■ MATERIALS PROVIDED:
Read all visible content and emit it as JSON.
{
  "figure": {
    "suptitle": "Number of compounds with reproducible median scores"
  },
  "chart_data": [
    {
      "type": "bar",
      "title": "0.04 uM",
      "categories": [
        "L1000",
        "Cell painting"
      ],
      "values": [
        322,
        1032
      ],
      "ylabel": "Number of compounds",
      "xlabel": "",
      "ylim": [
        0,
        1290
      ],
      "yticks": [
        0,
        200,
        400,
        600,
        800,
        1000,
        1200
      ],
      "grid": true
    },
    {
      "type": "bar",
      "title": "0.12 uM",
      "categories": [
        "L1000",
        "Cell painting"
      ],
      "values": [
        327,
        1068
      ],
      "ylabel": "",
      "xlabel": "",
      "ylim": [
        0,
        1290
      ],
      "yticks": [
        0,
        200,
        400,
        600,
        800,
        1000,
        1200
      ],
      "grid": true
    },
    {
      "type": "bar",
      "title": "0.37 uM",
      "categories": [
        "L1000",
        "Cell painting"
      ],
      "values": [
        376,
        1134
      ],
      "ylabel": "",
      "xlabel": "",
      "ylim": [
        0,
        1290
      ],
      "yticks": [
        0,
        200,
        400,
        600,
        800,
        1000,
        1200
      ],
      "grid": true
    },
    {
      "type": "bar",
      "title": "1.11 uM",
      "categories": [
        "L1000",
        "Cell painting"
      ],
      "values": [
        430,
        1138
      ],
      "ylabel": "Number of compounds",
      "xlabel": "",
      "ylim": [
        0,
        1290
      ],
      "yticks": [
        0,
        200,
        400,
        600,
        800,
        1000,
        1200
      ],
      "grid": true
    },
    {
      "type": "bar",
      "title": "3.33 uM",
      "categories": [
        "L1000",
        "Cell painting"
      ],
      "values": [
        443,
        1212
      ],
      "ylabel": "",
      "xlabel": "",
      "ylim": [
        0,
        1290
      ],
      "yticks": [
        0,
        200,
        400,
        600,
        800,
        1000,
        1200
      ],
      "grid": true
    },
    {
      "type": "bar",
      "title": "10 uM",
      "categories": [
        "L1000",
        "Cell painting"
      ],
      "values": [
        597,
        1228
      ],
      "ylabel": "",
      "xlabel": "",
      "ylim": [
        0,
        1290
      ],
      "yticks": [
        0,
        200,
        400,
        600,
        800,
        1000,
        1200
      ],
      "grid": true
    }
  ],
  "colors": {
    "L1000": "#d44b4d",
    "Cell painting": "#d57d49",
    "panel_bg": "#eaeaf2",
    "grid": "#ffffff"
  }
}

■ GIVEN TASK:
Transcribe every entry word for word.

■ WRITTEN ANSWER:
Read all visible content and emit it as JSON.
{
  "figure": {
    "suptitle": "Number of compounds with reproducible median scores"
  },
  "chart_data": [
    {
      "type": "bar",
      "title": "0.04 uM",
      "categories": [
        "L1000",
        "Cell painting"
      ],
      "values": [
        322,
        1032
      ],
      "ylabel": "Number of compounds",
      "xlabel": "",
      "ylim": [
        0,
        1290
      ],
      "yticks": [
        0,
        200,
        400,
        600,
        800,
        1000,
        1200
      ],
      "grid": true
    },
    {
      "type": "bar",
      "title": "0.12 uM",
      "categories": [
        "L1000",
        "Cell painting"
      ],
      "values": [
        327,
        1068
      ],
      "ylabel": "",
      "xlabel": "",
      "ylim": [
        0,
        1290
      ],
      "yticks": [
        0,
        200,
        400,
        600,
        800,
        1000,
        1200
      ],
      "grid": true
    },
    {
      "type": "bar",
      "title": "0.37 uM",
      "categories": [
        "L1000",
        "Cell painting"
      ],
      "values": [
        376,
        1134
      ],
      "ylabel": "",
      "xlabel": "",
      "ylim": [
        0,
        1290
      ],
      "yticks": [
        0,
        200,
        400,
        600,
        800,
        1000,
        1200
      ],
      "grid": true
    },
    {
      "type": "bar",
      "title": "1.11 uM",
      "categories": [
        "L1000",
        "Cell painting"
      ],
      "values": [
        430,
        1138
      ],
      "ylabel": "Number of compounds",
      "xlabel": "",
      "ylim": [
        0,
        1290
      ],
      "yticks": [
        0,
        200,
        400,
        600,
        800,
        1000,
        1200
      ],
      "grid": true
    },
    {
      "type": "bar",
      "title": "3.33 uM",
      "categories": [
        "L1000",
        "Cell painting"
      ],
      "values": [
        443,
        1212
      ],
      "ylabel": "",
      "xlabel": "",
      "ylim": [
        0,
        1290
      ],
      "yticks": [
        0,
        200,
        400,
        600,
        800,
        1000,
        1200
      ],
      "grid": true
    },
    {
      "type": "bar",
      "title": "10 uM",
      "categories": [
        "L1000",
        "Cell painting"
      ],
      "values": [
        597,
        1228
      ],
      "ylabel": "",
      "xlabel": "",
      "ylim": [
        0,
        1290
      ],
      "yticks": [
        0,
        200,
        400,
        600,
        800,
        1000,
        1200
      ],
      "grid": true
    }
  ],
  "colors": {
    "L1000": "#d44b4d",
    "Cell painting": "#d57d49",
    "panel_bg": "#eaeaf2",
    "grid": "#ffffff"
  }
}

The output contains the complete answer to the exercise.